[start of SOURCE MATERIAL]

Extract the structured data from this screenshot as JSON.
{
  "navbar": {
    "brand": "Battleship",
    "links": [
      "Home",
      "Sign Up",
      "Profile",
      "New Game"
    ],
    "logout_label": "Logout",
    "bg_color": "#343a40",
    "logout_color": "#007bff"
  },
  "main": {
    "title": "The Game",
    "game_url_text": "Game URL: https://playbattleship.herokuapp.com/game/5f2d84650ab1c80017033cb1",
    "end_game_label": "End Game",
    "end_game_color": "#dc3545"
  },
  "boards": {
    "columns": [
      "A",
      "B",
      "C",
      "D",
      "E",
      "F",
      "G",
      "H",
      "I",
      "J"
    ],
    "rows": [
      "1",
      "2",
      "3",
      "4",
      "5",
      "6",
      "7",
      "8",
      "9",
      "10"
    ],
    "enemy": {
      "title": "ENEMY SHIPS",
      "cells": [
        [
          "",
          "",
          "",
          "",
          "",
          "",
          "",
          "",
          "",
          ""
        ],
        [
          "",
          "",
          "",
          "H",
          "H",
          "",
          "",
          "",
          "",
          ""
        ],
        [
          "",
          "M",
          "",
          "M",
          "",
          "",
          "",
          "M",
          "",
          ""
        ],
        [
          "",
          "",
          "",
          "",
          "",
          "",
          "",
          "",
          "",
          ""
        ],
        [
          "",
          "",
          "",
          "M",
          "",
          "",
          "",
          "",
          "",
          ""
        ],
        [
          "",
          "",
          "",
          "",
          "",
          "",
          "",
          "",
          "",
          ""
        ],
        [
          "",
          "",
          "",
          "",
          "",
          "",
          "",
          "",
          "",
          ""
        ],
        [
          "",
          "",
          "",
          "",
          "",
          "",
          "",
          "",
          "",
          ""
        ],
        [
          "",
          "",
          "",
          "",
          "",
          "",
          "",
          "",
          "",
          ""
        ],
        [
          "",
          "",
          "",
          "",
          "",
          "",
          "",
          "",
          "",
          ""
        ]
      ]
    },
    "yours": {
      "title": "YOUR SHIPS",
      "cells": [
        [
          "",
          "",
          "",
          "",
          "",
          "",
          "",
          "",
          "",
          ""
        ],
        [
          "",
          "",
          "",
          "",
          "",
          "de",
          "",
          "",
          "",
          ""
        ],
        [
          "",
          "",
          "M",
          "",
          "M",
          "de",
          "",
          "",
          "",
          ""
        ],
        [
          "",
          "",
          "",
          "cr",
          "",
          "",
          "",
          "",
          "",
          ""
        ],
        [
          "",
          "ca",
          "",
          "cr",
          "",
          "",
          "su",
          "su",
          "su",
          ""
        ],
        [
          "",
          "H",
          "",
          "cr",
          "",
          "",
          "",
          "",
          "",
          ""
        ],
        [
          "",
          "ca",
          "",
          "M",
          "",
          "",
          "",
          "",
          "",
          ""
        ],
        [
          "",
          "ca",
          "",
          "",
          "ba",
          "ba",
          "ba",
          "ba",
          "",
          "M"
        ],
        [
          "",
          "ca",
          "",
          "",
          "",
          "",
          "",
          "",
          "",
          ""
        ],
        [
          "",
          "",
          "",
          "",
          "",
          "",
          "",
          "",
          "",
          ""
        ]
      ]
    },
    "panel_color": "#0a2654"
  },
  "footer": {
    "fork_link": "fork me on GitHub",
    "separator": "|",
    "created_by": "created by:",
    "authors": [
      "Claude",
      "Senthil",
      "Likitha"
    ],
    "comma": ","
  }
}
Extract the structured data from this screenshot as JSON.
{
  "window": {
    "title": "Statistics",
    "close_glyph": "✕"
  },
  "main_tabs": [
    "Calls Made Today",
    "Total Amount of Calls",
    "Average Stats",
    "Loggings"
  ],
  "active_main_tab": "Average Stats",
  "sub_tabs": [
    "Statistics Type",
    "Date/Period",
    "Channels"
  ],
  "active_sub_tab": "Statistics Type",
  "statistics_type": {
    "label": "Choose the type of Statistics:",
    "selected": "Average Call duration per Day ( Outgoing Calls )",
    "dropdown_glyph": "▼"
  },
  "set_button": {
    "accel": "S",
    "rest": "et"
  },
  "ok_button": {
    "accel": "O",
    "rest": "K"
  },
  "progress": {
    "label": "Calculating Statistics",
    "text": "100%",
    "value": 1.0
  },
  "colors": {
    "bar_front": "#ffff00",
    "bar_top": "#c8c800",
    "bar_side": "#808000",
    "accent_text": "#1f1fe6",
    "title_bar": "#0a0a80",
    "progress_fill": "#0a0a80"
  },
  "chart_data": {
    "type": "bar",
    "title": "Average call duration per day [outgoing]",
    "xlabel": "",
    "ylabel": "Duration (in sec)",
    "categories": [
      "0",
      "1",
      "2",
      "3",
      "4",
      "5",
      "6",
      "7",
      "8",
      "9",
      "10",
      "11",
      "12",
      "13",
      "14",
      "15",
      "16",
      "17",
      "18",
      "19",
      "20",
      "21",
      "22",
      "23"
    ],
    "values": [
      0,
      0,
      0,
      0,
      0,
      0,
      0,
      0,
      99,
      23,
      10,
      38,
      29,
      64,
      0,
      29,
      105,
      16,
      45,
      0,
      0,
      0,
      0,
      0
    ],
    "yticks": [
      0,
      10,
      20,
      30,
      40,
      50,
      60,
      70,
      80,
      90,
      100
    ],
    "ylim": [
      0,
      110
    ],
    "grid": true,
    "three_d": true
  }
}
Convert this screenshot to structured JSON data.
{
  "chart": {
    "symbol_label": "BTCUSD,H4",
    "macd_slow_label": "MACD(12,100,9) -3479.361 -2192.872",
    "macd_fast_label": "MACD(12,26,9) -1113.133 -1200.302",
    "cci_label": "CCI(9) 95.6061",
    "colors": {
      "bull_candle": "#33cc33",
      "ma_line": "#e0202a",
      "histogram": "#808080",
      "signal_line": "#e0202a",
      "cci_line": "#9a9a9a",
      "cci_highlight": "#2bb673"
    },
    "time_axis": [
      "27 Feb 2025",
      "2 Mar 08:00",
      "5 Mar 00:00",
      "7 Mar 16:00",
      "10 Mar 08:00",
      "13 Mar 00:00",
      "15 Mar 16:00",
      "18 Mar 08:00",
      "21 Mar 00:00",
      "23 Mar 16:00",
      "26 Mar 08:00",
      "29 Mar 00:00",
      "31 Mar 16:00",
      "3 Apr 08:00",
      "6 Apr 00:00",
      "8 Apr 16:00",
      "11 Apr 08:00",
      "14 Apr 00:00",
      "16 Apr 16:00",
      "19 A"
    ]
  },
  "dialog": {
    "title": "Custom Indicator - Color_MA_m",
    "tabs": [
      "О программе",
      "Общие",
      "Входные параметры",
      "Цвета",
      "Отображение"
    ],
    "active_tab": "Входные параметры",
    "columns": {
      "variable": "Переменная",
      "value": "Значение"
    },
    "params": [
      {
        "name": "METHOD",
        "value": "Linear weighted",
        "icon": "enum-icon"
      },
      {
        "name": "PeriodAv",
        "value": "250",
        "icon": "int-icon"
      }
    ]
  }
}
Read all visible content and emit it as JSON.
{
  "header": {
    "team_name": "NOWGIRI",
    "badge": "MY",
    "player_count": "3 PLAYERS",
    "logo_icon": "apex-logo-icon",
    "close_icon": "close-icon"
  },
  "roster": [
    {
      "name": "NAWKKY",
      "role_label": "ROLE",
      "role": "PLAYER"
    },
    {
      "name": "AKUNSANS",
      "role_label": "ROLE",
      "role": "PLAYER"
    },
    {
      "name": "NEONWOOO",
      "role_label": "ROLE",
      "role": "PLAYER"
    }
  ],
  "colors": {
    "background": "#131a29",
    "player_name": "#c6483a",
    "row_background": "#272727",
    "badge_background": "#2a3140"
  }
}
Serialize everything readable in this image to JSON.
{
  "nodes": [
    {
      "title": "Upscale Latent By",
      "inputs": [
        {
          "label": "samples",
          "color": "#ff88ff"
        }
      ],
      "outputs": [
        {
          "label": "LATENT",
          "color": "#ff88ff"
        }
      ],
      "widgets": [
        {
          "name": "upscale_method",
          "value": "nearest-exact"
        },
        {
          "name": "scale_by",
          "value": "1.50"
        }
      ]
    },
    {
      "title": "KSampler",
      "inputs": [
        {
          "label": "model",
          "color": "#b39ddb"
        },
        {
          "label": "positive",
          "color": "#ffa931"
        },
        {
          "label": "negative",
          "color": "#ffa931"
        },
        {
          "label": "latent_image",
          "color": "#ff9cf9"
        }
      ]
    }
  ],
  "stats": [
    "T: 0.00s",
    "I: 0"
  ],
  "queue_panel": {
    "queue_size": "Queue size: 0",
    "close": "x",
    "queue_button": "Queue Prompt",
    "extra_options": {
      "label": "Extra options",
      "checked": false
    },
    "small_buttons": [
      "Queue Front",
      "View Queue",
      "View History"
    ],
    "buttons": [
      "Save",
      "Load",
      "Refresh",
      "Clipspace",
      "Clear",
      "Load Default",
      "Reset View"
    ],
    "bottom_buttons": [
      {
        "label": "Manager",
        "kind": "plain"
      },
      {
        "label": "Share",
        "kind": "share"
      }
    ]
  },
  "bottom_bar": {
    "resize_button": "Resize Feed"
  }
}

[end of SOURCE MATERIAL]

**TASK OBJECTIVE**:
Determine the number of lines where the string "Calls" occurs, and give that number only.

**CORRECT OUTPUT**:
3